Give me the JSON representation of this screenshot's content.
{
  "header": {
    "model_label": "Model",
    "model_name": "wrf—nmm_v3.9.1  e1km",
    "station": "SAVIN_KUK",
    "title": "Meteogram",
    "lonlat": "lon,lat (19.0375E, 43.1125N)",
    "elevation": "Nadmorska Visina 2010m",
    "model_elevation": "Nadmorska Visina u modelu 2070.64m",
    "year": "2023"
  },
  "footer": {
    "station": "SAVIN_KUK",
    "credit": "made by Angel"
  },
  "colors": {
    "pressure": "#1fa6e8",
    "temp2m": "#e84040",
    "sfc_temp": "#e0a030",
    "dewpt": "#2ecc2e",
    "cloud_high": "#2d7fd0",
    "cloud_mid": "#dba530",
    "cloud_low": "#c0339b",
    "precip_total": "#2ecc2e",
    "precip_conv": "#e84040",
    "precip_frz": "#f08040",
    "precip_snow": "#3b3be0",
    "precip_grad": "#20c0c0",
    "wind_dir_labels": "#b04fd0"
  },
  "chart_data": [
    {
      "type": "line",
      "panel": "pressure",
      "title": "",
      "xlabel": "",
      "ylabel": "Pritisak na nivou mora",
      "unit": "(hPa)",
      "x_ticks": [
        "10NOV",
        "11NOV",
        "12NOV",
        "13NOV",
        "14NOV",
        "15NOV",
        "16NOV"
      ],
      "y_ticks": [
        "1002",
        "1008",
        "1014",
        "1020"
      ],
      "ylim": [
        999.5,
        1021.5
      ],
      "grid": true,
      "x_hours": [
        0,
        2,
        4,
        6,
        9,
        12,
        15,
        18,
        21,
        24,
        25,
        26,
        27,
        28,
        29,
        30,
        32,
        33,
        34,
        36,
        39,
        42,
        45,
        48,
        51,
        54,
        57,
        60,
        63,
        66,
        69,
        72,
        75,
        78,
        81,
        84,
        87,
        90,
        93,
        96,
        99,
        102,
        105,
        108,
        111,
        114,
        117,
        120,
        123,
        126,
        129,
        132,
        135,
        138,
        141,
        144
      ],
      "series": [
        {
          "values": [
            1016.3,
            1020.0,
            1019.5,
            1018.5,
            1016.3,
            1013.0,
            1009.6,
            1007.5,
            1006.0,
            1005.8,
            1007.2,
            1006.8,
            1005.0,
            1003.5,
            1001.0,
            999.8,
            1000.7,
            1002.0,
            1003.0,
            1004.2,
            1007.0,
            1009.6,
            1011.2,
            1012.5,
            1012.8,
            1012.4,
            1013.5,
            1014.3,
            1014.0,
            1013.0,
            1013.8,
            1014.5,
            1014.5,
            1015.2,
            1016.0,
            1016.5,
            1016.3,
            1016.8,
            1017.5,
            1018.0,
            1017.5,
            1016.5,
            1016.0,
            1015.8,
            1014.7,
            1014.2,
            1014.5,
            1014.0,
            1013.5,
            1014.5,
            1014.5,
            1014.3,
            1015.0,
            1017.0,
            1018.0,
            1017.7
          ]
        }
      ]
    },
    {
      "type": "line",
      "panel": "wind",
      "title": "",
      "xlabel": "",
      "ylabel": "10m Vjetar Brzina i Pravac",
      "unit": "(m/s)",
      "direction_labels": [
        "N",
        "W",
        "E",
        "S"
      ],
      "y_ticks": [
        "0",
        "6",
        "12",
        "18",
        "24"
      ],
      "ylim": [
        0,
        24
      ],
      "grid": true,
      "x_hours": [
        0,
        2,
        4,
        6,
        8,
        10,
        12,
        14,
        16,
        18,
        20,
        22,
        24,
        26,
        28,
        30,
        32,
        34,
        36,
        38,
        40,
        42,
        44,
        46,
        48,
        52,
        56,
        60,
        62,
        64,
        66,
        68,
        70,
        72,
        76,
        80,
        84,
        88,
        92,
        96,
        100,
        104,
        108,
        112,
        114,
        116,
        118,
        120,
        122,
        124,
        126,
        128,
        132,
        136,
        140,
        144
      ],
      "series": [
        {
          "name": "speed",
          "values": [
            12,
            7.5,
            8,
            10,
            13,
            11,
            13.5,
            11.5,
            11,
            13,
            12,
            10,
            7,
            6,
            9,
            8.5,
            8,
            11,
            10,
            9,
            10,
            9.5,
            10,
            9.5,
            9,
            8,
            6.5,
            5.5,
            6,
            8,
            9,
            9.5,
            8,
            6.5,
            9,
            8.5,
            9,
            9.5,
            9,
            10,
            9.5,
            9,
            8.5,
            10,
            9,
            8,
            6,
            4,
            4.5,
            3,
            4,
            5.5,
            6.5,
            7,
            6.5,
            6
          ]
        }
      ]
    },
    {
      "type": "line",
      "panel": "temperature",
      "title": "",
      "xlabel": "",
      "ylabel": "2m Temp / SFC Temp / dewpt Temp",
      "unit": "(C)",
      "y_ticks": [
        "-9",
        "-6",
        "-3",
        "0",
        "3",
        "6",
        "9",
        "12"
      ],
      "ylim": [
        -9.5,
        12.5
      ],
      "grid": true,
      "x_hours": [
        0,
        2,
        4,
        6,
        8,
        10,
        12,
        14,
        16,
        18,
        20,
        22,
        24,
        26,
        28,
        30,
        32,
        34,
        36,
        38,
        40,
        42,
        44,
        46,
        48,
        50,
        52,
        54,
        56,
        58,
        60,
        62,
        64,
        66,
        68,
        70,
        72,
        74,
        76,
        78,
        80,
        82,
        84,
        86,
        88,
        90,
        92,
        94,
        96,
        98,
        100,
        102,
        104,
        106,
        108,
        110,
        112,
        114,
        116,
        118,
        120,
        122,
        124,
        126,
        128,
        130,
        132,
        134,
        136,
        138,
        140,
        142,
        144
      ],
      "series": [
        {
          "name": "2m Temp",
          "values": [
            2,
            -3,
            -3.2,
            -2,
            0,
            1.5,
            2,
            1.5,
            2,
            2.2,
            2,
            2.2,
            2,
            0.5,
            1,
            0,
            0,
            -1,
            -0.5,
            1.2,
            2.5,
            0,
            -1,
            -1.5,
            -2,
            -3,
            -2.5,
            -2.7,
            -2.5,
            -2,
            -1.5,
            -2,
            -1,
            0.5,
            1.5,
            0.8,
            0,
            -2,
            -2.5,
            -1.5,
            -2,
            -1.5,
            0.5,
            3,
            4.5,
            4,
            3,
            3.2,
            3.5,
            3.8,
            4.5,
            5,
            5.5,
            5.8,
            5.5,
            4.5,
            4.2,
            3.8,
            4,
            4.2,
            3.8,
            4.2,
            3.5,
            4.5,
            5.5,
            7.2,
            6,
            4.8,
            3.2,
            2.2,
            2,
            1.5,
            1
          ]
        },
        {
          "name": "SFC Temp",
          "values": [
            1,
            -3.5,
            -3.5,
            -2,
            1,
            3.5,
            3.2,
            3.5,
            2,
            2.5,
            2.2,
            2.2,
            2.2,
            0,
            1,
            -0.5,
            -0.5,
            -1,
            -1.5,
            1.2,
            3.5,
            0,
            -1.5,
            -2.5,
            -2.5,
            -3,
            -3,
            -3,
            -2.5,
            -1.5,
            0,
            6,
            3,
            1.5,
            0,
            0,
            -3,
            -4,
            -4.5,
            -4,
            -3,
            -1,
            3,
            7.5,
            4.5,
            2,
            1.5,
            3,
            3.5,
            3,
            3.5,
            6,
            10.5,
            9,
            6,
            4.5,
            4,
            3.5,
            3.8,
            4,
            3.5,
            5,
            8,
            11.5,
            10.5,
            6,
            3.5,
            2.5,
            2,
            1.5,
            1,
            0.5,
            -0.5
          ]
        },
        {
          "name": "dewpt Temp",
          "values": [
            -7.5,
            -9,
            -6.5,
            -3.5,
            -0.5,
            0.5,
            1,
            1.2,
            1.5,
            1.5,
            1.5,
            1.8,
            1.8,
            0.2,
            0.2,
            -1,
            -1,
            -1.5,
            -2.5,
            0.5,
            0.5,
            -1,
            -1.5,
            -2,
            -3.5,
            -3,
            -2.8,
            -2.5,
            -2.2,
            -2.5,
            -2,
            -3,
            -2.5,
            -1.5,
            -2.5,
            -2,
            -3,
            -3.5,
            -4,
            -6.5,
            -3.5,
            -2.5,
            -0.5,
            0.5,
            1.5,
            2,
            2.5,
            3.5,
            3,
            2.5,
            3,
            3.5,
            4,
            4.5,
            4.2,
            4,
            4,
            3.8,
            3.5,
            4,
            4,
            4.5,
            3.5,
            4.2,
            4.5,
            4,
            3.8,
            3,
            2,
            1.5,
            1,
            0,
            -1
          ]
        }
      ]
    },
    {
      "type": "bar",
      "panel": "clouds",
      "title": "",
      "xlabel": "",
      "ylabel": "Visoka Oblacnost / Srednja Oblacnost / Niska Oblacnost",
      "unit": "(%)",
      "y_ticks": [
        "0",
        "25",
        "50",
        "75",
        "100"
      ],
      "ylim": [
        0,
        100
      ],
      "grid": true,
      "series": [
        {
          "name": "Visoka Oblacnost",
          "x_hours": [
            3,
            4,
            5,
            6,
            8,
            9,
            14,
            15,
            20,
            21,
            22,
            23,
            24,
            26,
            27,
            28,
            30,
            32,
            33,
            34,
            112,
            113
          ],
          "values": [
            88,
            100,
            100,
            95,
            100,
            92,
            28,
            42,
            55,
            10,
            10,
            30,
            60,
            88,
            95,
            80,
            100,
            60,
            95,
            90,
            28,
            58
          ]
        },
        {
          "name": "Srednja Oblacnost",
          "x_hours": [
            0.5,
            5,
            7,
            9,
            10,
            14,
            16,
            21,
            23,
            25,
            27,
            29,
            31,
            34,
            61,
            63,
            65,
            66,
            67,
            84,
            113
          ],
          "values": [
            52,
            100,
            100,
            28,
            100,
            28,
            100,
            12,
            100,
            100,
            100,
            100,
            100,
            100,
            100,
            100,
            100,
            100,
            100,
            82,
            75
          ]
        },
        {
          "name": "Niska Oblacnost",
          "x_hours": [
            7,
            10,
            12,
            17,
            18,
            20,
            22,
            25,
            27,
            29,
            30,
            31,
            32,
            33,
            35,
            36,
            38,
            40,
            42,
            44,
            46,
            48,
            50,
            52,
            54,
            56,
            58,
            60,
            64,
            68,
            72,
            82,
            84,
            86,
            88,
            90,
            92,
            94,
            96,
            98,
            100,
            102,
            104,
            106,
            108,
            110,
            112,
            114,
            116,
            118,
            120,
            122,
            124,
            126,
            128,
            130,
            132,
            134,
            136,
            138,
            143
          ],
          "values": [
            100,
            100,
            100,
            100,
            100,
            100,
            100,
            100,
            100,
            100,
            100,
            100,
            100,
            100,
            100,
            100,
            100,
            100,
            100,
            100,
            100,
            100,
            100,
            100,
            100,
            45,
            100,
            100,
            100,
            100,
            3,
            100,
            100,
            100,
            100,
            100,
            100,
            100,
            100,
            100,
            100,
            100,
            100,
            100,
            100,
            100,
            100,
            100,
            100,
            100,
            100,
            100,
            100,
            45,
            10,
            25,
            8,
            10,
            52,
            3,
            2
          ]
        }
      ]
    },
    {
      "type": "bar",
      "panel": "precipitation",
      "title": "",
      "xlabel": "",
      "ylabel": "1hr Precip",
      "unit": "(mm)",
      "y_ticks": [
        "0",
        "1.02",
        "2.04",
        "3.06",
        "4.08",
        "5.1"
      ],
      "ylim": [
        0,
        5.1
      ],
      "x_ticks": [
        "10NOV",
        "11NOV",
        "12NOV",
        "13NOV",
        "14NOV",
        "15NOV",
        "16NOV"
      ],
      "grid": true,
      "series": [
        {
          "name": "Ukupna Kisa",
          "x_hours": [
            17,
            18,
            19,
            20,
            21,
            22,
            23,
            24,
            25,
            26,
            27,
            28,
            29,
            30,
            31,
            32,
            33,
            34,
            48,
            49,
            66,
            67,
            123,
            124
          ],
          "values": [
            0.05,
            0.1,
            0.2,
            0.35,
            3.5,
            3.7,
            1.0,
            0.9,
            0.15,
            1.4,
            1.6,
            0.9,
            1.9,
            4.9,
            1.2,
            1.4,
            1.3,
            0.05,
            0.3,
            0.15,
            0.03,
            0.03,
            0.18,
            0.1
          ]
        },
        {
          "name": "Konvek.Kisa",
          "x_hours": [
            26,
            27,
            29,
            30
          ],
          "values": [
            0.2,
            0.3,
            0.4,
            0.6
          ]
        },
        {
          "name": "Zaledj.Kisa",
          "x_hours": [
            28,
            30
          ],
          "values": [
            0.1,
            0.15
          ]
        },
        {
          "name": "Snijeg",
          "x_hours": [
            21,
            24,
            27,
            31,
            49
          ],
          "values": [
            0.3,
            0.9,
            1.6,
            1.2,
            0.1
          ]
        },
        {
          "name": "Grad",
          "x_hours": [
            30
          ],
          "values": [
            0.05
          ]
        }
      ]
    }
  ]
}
+ + + + +
Copy out every line of the listing that contains the string "Nadmorska".

    "elevation": "Nadmorska Visina 2010m",
    "model_elevation": "Nadmorska Visina u modelu 2070.64m",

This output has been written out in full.